§ **Given entries**
⁂
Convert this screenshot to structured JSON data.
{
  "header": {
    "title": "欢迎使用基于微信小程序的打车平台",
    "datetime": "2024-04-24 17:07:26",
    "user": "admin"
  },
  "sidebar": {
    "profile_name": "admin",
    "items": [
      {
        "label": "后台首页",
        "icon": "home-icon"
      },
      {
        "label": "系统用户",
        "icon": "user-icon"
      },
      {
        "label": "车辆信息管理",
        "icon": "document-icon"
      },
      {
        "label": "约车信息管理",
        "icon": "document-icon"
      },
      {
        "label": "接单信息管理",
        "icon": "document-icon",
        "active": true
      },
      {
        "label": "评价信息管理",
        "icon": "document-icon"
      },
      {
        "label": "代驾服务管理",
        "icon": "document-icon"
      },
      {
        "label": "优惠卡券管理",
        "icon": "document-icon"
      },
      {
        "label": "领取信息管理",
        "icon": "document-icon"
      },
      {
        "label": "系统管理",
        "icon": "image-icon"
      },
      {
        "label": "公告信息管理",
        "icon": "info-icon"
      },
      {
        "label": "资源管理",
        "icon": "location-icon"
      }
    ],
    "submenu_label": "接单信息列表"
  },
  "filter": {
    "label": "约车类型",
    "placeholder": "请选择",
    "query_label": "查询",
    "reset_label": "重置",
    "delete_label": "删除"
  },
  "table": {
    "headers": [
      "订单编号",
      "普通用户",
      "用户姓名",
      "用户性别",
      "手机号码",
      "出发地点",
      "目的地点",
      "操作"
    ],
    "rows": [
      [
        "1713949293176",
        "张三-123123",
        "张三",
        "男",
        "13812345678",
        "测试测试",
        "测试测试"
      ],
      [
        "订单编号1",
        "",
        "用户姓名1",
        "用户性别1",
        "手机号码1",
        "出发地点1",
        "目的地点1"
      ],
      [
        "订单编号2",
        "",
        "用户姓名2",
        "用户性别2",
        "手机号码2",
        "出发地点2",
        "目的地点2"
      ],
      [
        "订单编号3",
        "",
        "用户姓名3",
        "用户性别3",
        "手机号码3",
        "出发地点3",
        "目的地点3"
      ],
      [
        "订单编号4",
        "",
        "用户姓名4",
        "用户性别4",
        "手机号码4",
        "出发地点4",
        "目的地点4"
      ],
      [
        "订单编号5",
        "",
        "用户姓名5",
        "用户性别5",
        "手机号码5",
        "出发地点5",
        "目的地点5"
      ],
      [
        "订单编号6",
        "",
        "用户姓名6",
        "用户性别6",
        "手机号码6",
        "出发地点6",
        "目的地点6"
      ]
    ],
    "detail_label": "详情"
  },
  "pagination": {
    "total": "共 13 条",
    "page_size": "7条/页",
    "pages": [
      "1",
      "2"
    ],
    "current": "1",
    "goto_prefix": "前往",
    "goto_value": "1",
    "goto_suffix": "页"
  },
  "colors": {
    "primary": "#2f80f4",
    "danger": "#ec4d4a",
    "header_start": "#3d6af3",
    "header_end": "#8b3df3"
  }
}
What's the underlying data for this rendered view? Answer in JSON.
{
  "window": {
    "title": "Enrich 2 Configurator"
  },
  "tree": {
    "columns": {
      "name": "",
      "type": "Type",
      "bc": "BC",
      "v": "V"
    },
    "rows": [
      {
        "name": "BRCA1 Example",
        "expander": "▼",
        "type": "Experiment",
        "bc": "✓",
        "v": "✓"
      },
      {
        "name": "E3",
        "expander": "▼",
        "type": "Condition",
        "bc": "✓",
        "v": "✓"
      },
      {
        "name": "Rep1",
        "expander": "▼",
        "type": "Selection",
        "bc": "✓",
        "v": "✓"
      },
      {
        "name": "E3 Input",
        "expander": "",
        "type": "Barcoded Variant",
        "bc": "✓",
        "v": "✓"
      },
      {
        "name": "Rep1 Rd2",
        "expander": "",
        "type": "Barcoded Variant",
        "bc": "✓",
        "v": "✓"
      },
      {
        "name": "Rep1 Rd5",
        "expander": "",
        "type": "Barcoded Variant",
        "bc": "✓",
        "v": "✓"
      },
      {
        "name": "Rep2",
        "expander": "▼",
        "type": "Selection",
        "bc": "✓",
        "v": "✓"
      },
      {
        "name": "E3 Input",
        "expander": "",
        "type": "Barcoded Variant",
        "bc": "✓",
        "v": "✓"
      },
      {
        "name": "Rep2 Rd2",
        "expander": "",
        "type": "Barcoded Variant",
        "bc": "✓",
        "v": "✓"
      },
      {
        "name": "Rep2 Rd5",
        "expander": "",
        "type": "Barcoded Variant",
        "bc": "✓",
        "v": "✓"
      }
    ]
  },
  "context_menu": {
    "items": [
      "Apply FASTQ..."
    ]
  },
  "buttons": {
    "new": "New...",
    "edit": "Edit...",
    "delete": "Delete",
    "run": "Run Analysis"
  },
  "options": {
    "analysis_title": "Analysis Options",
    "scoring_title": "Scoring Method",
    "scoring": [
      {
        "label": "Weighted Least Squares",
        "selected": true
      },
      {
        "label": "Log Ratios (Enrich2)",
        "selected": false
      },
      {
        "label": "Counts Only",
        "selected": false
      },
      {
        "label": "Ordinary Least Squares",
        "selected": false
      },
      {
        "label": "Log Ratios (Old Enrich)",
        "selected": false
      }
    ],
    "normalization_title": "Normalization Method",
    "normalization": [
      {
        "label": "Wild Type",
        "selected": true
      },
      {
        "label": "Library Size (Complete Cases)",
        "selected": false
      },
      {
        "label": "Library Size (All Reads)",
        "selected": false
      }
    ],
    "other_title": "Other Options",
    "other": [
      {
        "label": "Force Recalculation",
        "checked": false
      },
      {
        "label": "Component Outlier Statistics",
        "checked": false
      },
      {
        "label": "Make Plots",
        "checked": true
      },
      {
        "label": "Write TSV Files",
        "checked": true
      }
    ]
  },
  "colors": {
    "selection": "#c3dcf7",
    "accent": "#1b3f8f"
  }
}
⁂
§ **Exercise requirements**
Without changing a word, restate the whole listing.

§ **Finished exercise**
Convert this screenshot to structured JSON data.
{
  "header": {
    "title": "欢迎使用基于微信小程序的打车平台",
    "datetime": "2024-04-24 17:07:26",
    "user": "admin"
  },
  "sidebar": {
    "profile_name": "admin",
    "items": [
      {
        "label": "后台首页",
        "icon": "home-icon"
      },
      {
        "label": "系统用户",
        "icon": "user-icon"
      },
      {
        "label": "车辆信息管理",
        "icon": "document-icon"
      },
      {
        "label": "约车信息管理",
        "icon": "document-icon"
      },
      {
        "label": "接单信息管理",
        "icon": "document-icon",
        "active": true
      },
      {
        "label": "评价信息管理",
        "icon": "document-icon"
      },
      {
        "label": "代驾服务管理",
        "icon": "document-icon"
      },
      {
        "label": "优惠卡券管理",
        "icon": "document-icon"
      },
      {
        "label": "领取信息管理",
        "icon": "document-icon"
      },
      {
        "label": "系统管理",
        "icon": "image-icon"
      },
      {
        "label": "公告信息管理",
        "icon": "info-icon"
      },
      {
        "label": "资源管理",
        "icon": "location-icon"
      }
    ],
    "submenu_label": "接单信息列表"
  },
  "filter": {
    "label": "约车类型",
    "placeholder": "请选择",
    "query_label": "查询",
    "reset_label": "重置",
    "delete_label": "删除"
  },
  "table": {
    "headers": [
      "订单编号",
      "普通用户",
      "用户姓名",
      "用户性别",
      "手机号码",
      "出发地点",
      "目的地点",
      "操作"
    ],
    "rows": [
      [
        "1713949293176",
        "张三-123123",
        "张三",
        "男",
        "13812345678",
        "测试测试",
        "测试测试"
      ],
      [
        "订单编号1",
        "",
        "用户姓名1",
        "用户性别1",
        "手机号码1",
        "出发地点1",
        "目的地点1"
      ],
      [
        "订单编号2",
        "",
        "用户姓名2",
        "用户性别2",
        "手机号码2",
        "出发地点2",
        "目的地点2"
      ],
      [
        "订单编号3",
        "",
        "用户姓名3",
        "用户性别3",
        "手机号码3",
        "出发地点3",
        "目的地点3"
      ],
      [
        "订单编号4",
        "",
        "用户姓名4",
        "用户性别4",
        "手机号码4",
        "出发地点4",
        "目的地点4"
      ],
      [
        "订单编号5",
        "",
        "用户姓名5",
        "用户性别5",
        "手机号码5",
        "出发地点5",
        "目的地点5"
      ],
      [
        "订单编号6",
        "",
        "用户姓名6",
        "用户性别6",
        "手机号码6",
        "出发地点6",
        "目的地点6"
      ]
    ],
    "detail_label": "详情"
  },
  "pagination": {
    "total": "共 13 条",
    "page_size": "7条/页",
    "pages": [
      "1",
      "2"
    ],
    "current": "1",
    "goto_prefix": "前往",
    "goto_value": "1",
    "goto_suffix": "页"
  },
  "colors": {
    "primary": "#2f80f4",
    "danger": "#ec4d4a",
    "header_start": "#3d6af3",
    "header_end": "#8b3df3"
  }
}
What's the underlying data for this rendered view? Answer in JSON.
{
  "window": {
    "title": "Enrich 2 Configurator"
  },
  "tree": {
    "columns": {
      "name": "",
      "type": "Type",
      "bc": "BC",
      "v": "V"
    },
    "rows": [
      {
        "name": "BRCA1 Example",
        "expander": "▼",
        "type": "Experiment",
        "bc": "✓",
        "v": "✓"
      },
      {
        "name": "E3",
        "expander": "▼",
        "type": "Condition",
        "bc": "✓",
        "v": "✓"
      },
      {
        "name": "Rep1",
        "expander": "▼",
        "type": "Selection",
        "bc": "✓",
        "v": "✓"
      },
      {
        "name": "E3 Input",
        "expander": "",
        "type": "Barcoded Variant",
        "bc": "✓",
        "v": "✓"
      },
      {
        "name": "Rep1 Rd2",
        "expander": "",
        "type": "Barcoded Variant",
        "bc": "✓",
        "v": "✓"
      },
      {
        "name": "Rep1 Rd5",
        "expander": "",
        "type": "Barcoded Variant",
        "bc": "✓",
        "v": "✓"
      },
      {
        "name": "Rep2",
        "expander": "▼",
        "type": "Selection",
        "bc": "✓",
        "v": "✓"
      },
      {
        "name": "E3 Input",
        "expander": "",
        "type": "Barcoded Variant",
        "bc": "✓",
        "v": "✓"
      },
      {
        "name": "Rep2 Rd2",
        "expander": "",
        "type": "Barcoded Variant",
        "bc": "✓",
        "v": "✓"
      },
      {
        "name": "Rep2 Rd5",
        "expander": "",
        "type": "Barcoded Variant",
        "bc": "✓",
        "v": "✓"
      }
    ]
  },
  "context_menu": {
    "items": [
      "Apply FASTQ..."
    ]
  },
  "buttons": {
    "new": "New...",
    "edit": "Edit...",
    "delete": "Delete",
    "run": "Run Analysis"
  },
  "options": {
    "analysis_title": "Analysis Options",
    "scoring_title": "Scoring Method",
    "scoring": [
      {
        "label": "Weighted Least Squares",
        "selected": true
      },
      {
        "label": "Log Ratios (Enrich2)",
        "selected": false
      },
      {
        "label": "Counts Only",
        "selected": false
      },
      {
        "label": "Ordinary Least Squares",
        "selected": false
      },
      {
        "label": "Log Ratios (Old Enrich)",
        "selected": false
      }
    ],
    "normalization_title": "Normalization Method",
    "normalization": [
      {
        "label": "Wild Type",
        "selected": true
      },
      {
        "label": "Library Size (Complete Cases)",
        "selected": false
      },
      {
        "label": "Library Size (All Reads)",
        "selected": false
      }
    ],
    "other_title": "Other Options",
    "other": [
      {
        "label": "Force Recalculation",
        "checked": false
      },
      {
        "label": "Component Outlier Statistics",
        "checked": false
      },
      {
        "label": "Make Plots",
        "checked": true
      },
      {
        "label": "Write TSV Files",
        "checked": true
      }
    ]
  },
  "colors": {
    "selection": "#c3dcf7",
    "accent": "#1b3f8f"
  }
}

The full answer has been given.